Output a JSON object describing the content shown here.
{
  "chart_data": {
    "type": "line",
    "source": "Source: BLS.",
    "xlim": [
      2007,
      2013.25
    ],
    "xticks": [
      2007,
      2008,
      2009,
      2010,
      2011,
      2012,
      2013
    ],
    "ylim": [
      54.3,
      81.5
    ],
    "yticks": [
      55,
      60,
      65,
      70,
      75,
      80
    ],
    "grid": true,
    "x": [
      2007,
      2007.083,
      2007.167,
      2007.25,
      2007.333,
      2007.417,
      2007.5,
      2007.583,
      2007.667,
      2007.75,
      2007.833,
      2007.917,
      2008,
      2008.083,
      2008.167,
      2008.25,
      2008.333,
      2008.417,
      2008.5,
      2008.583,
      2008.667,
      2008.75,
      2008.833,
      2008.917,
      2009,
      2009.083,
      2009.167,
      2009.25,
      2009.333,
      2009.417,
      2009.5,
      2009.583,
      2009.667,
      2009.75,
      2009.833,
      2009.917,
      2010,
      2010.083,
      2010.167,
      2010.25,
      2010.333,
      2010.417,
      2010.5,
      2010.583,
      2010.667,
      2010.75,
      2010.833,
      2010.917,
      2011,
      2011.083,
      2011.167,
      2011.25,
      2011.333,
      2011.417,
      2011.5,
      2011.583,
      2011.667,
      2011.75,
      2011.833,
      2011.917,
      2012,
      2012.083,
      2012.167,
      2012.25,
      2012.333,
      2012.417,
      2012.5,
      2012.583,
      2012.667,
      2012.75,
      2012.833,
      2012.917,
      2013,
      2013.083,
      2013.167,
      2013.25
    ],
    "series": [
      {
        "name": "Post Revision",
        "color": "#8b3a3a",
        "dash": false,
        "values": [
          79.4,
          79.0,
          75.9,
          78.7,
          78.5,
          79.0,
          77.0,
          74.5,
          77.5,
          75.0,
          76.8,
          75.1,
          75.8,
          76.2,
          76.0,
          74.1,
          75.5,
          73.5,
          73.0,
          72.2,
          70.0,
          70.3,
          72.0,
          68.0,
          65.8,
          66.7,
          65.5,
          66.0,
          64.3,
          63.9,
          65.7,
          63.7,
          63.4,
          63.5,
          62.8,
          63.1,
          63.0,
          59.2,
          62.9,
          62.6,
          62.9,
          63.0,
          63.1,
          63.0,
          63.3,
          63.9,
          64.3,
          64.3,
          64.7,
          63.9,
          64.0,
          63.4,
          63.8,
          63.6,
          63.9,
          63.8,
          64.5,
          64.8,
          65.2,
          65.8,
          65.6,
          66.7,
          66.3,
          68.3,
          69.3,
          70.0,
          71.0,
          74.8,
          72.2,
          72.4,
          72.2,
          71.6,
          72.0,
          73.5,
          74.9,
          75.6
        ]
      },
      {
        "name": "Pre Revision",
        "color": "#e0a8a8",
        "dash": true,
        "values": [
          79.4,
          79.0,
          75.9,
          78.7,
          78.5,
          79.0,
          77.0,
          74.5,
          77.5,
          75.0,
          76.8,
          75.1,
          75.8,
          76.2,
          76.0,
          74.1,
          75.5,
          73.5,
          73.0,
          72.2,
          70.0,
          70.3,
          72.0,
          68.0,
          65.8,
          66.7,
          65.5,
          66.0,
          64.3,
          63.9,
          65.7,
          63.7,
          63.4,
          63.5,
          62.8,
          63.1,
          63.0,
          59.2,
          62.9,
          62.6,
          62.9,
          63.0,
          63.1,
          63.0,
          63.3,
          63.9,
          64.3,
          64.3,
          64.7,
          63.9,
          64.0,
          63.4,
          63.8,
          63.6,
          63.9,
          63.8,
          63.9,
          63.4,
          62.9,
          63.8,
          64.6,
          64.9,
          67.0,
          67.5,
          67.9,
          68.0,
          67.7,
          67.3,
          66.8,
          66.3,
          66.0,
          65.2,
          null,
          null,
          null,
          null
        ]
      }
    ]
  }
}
***
JOB | Your task is to extract all of the records exactly.

OUTPUT BELOW |
Output a JSON object describing the content shown here.
{
  "chart_data": {
    "type": "line",
    "source": "Source: BLS.",
    "xlim": [
      2007,
      2013.25
    ],
    "xticks": [
      2007,
      2008,
      2009,
      2010,
      2011,
      2012,
      2013
    ],
    "ylim": [
      54.3,
      81.5
    ],
    "yticks": [
      55,
      60,
      65,
      70,
      75,
      80
    ],
    "grid": true,
    "x": [
      2007,
      2007.083,
      2007.167,
      2007.25,
      2007.333,
      2007.417,
      2007.5,
      2007.583,
      2007.667,
      2007.75,
      2007.833,
      2007.917,
      2008,
      2008.083,
      2008.167,
      2008.25,
      2008.333,
      2008.417,
      2008.5,
      2008.583,
      2008.667,
      2008.75,
      2008.833,
      2008.917,
      2009,
      2009.083,
      2009.167,
      2009.25,
      2009.333,
      2009.417,
      2009.5,
      2009.583,
      2009.667,
      2009.75,
      2009.833,
      2009.917,
      2010,
      2010.083,
      2010.167,
      2010.25,
      2010.333,
      2010.417,
      2010.5,
      2010.583,
      2010.667,
      2010.75,
      2010.833,
      2010.917,
      2011,
      2011.083,
      2011.167,
      2011.25,
      2011.333,
      2011.417,
      2011.5,
      2011.583,
      2011.667,
      2011.75,
      2011.833,
      2011.917,
      2012,
      2012.083,
      2012.167,
      2012.25,
      2012.333,
      2012.417,
      2012.5,
      2012.583,
      2012.667,
      2012.75,
      2012.833,
      2012.917,
      2013,
      2013.083,
      2013.167,
      2013.25
    ],
    "series": [
      {
        "name": "Post Revision",
        "color": "#8b3a3a",
        "dash": false,
        "values": [
          79.4,
          79.0,
          75.9,
          78.7,
          78.5,
          79.0,
          77.0,
          74.5,
          77.5,
          75.0,
          76.8,
          75.1,
          75.8,
          76.2,
          76.0,
          74.1,
          75.5,
          73.5,
          73.0,
          72.2,
          70.0,
          70.3,
          72.0,
          68.0,
          65.8,
          66.7,
          65.5,
          66.0,
          64.3,
          63.9,
          65.7,
          63.7,
          63.4,
          63.5,
          62.8,
          63.1,
          63.0,
          59.2,
          62.9,
          62.6,
          62.9,
          63.0,
          63.1,
          63.0,
          63.3,
          63.9,
          64.3,
          64.3,
          64.7,
          63.9,
          64.0,
          63.4,
          63.8,
          63.6,
          63.9,
          63.8,
          64.5,
          64.8,
          65.2,
          65.8,
          65.6,
          66.7,
          66.3,
          68.3,
          69.3,
          70.0,
          71.0,
          74.8,
          72.2,
          72.4,
          72.2,
          71.6,
          72.0,
          73.5,
          74.9,
          75.6
        ]
      },
      {
        "name": "Pre Revision",
        "color": "#e0a8a8",
        "dash": true,
        "values": [
          79.4,
          79.0,
          75.9,
          78.7,
          78.5,
          79.0,
          77.0,
          74.5,
          77.5,
          75.0,
          76.8,
          75.1,
          75.8,
          76.2,
          76.0,
          74.1,
          75.5,
          73.5,
          73.0,
          72.2,
          70.0,
          70.3,
          72.0,
          68.0,
          65.8,
          66.7,
          65.5,
          66.0,
          64.3,
          63.9,
          65.7,
          63.7,
          63.4,
          63.5,
          62.8,
          63.1,
          63.0,
          59.2,
          62.9,
          62.6,
          62.9,
          63.0,
          63.1,
          63.0,
          63.3,
          63.9,
          64.3,
          64.3,
          64.7,
          63.9,
          64.0,
          63.4,
          63.8,
          63.6,
          63.9,
          63.8,
          63.9,
          63.4,
          62.9,
          63.8,
          64.6,
          64.9,
          67.0,
          67.5,
          67.9,
          68.0,
          67.7,
          67.3,
          66.8,
          66.3,
          66.0,
          65.2,
          null,
          null,
          null,
          null
        ]
      }
    ]
  }
}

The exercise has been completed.